* _Given request_
Below are records; count the lines that contain "title" and give only the total.

Extracts from a graphics dataset
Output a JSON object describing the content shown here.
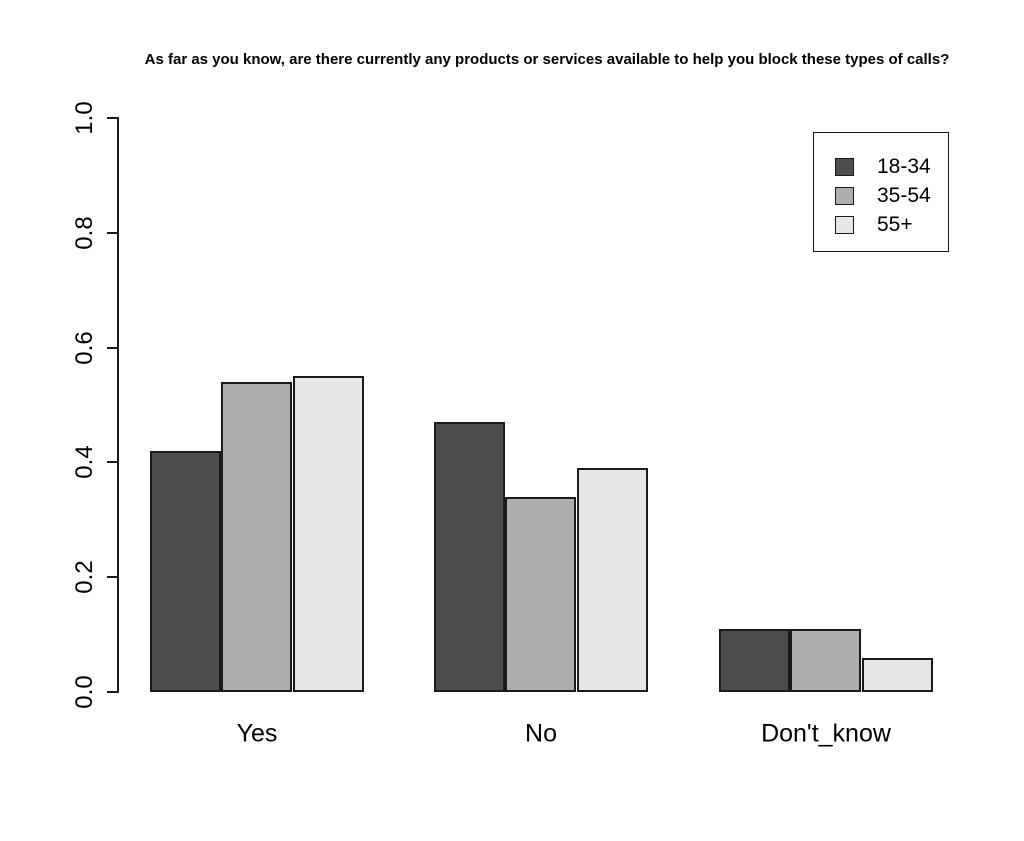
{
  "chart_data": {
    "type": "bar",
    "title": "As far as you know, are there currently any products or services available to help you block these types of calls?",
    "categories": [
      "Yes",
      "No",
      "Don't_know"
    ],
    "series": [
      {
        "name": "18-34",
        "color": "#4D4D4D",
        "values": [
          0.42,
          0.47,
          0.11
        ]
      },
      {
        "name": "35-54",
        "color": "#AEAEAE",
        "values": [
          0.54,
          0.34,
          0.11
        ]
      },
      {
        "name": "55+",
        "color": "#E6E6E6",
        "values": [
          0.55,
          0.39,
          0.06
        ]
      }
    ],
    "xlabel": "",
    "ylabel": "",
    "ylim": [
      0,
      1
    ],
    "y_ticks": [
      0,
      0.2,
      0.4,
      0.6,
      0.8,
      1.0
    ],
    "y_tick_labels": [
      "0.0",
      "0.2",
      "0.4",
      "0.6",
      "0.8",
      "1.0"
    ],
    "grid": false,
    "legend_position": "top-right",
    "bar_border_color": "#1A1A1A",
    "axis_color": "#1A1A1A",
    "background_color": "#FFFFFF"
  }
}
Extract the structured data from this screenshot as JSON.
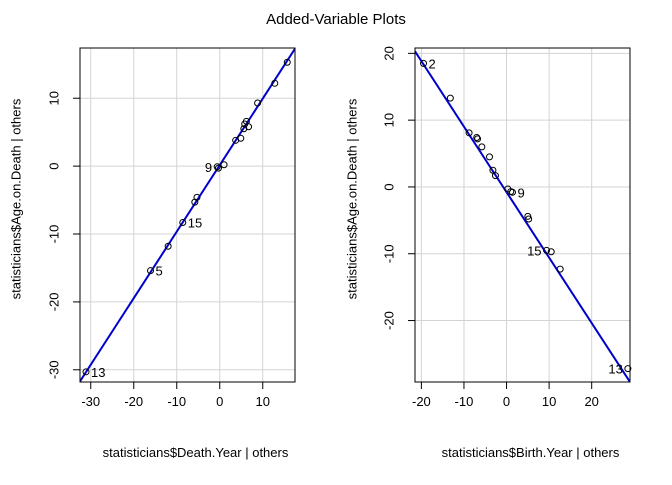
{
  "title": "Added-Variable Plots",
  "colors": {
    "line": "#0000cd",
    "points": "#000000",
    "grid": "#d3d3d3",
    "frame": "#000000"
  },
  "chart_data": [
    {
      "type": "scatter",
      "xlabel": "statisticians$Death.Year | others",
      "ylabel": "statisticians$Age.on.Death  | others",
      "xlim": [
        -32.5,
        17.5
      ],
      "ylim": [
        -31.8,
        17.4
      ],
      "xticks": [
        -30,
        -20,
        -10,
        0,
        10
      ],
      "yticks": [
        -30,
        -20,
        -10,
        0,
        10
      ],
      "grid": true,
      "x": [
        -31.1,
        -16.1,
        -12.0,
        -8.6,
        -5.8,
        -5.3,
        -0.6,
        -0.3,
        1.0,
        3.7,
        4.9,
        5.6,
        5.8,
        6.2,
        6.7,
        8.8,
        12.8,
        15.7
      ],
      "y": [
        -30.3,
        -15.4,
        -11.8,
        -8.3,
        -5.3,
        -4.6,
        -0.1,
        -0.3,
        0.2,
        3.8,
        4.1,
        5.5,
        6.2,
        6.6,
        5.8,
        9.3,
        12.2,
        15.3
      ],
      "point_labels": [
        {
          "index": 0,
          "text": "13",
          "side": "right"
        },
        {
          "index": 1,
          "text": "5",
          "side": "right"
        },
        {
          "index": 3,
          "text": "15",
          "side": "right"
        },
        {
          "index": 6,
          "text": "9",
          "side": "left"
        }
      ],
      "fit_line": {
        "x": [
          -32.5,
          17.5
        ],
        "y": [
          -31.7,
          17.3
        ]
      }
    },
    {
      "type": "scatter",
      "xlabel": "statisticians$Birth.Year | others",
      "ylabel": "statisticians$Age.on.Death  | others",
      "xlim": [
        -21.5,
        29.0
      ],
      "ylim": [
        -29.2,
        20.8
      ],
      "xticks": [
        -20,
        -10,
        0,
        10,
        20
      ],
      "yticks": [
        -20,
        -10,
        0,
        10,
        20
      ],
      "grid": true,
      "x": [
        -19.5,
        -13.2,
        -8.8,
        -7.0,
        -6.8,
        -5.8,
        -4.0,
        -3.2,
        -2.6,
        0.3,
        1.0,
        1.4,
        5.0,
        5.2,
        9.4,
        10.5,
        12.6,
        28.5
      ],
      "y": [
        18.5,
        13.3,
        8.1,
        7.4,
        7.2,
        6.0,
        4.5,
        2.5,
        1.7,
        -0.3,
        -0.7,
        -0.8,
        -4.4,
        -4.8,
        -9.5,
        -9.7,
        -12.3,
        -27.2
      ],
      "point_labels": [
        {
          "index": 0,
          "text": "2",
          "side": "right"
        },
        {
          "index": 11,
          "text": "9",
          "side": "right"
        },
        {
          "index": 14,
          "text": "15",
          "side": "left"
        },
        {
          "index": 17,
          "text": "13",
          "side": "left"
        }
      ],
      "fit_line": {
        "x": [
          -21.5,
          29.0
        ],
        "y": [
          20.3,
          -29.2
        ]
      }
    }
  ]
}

* _Answer_
2